--- Input rows ---

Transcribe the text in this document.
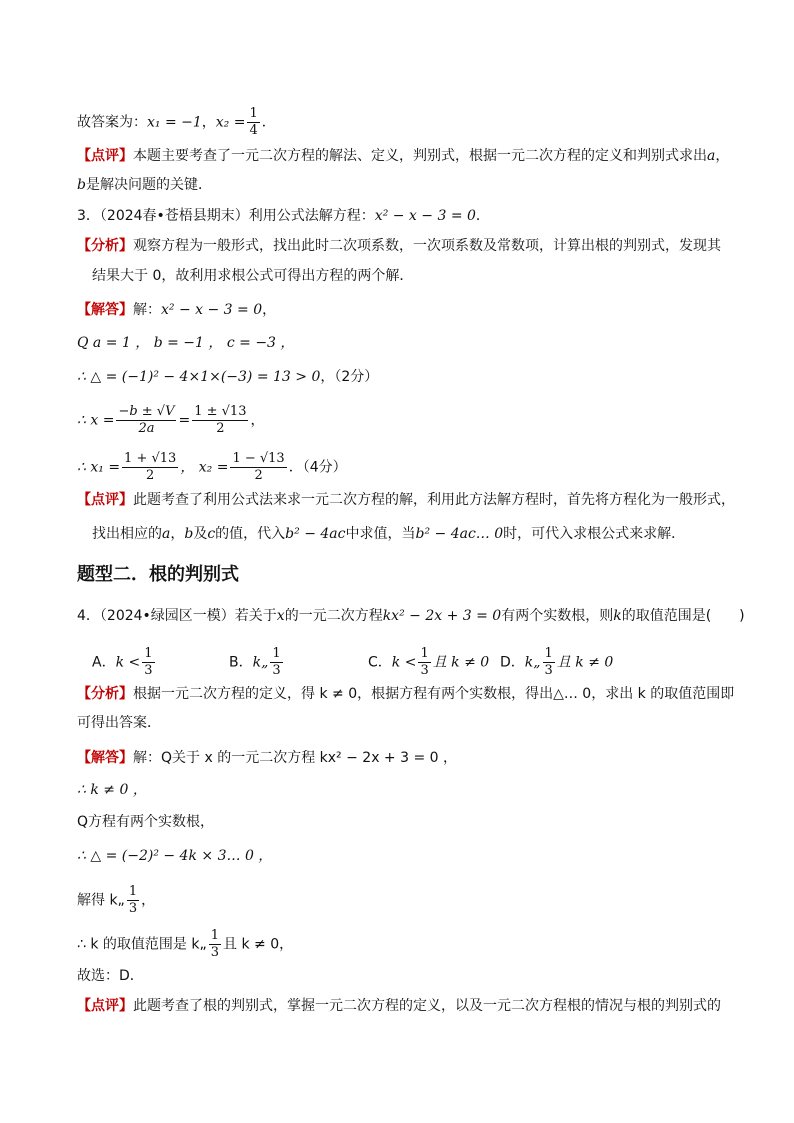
故答案为：x₁ = −1，$x_2 = \frac{1}{4}$ ．
【点评】本题主要考查了一元二次方程的解法、定义，判别式，根据一元二次方程的定义和判别式求出a，
b是解决问题的关键．
3．（2024春•苍梧县期末）利用公式法解方程：x² − x − 3 = 0．
【分析】观察方程为一般形式，找出此时二次项系数，一次项系数及常数项，计算出根的判别式，发现其
结果大于 0，故利用求根公式可得出方程的两个解．
【解答】解：x² − x − 3 = 0，
Q a = 1 ， b = −1 ， c = −3 ，
∴ △ = (−1)² − 4×1×(−3) = 13 > 0，（2分）
∴ $x = \frac{-b \pm √V}{2a} = \frac{1 \pm √13}{2}$ ，
∴ $x_1 = \frac{1 + √13}{2}$ ， $x_2 = \frac{1 - √13}{2}$ ．（4分）
【点评】此题考查了利用公式法来求一元二次方程的解，利用此方法解方程时，首先将方程化为一般形式，
找出相应的a，b及c的值，代入b² − 4ac中求值，当b² − 4ac… 0时，可代入求根公式来求解．
题型二．根的判别式
4．（2024•绿园区一模）若关于x的一元二次方程kx² − 2x + 3 = 0有两个实数根，则k的取值范围是(　　)
A．$k < \frac{1}{3}$	B．k„ $\frac{1}{3}$	C．$k < \frac{1}{3}$ 且 k ≠ 0 D．k„ $\frac{1}{3}$ 且 k ≠ 0
【分析】根据一元二次方程的定义，得 k ≠ 0，根据方程有两个实数根，得出△… 0，求出 k 的取值范围即
可得出答案．
【解答】解：Q关于 x 的一元二次方程 kx² − 2x + 3 = 0 ，
∴ k ≠ 0 ，
Q方程有两个实数根，
∴ △ = (−2)² − 4k × 3… 0 ，
解得 k„ $\frac{1}{3}$ ，
∴ k 的取值范围是 k„ $\frac{1}{3}$ 且 k ≠ 0，
故选：D．
【点评】此题考查了根的判别式，掌握一元二次方程的定义，以及一元二次方程根的情况与根的判别式的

---

◆ Instruction: Set the data above down again exactly as given, with no pictures.

◆ Written solution:
Transcribe the text in this document.
故答案为：x₁ = −1，$x_2 = \frac{1}{4}$ ．
【点评】本题主要考查了一元二次方程的解法、定义，判别式，根据一元二次方程的定义和判别式求出a，
b是解决问题的关键．
3．（2024春•苍梧县期末）利用公式法解方程：x² − x − 3 = 0．
【分析】观察方程为一般形式，找出此时二次项系数，一次项系数及常数项，计算出根的判别式，发现其
结果大于 0，故利用求根公式可得出方程的两个解．
【解答】解：x² − x − 3 = 0，
Q a = 1 ， b = −1 ， c = −3 ，
∴ △ = (−1)² − 4×1×(−3) = 13 > 0，（2分）
∴ $x = \frac{-b \pm √V}{2a} = \frac{1 \pm √13}{2}$ ，
∴ $x_1 = \frac{1 + √13}{2}$ ， $x_2 = \frac{1 - √13}{2}$ ．（4分）
【点评】此题考查了利用公式法来求一元二次方程的解，利用此方法解方程时，首先将方程化为一般形式，
找出相应的a，b及c的值，代入b² − 4ac中求值，当b² − 4ac… 0时，可代入求根公式来求解．
题型二．根的判别式
4．（2024•绿园区一模）若关于x的一元二次方程kx² − 2x + 3 = 0有两个实数根，则k的取值范围是(　　)
A．$k < \frac{1}{3}$	B．k„ $\frac{1}{3}$	C．$k < \frac{1}{3}$ 且 k ≠ 0 D．k„ $\frac{1}{3}$ 且 k ≠ 0
【分析】根据一元二次方程的定义，得 k ≠ 0，根据方程有两个实数根，得出△… 0，求出 k 的取值范围即
可得出答案．
【解答】解：Q关于 x 的一元二次方程 kx² − 2x + 3 = 0 ，
∴ k ≠ 0 ，
Q方程有两个实数根，
∴ △ = (−2)² − 4k × 3… 0 ，
解得 k„ $\frac{1}{3}$ ，
∴ k 的取值范围是 k„ $\frac{1}{3}$ 且 k ≠ 0，
故选：D．
【点评】此题考查了根的判别式，掌握一元二次方程的定义，以及一元二次方程根的情况与根的判别式的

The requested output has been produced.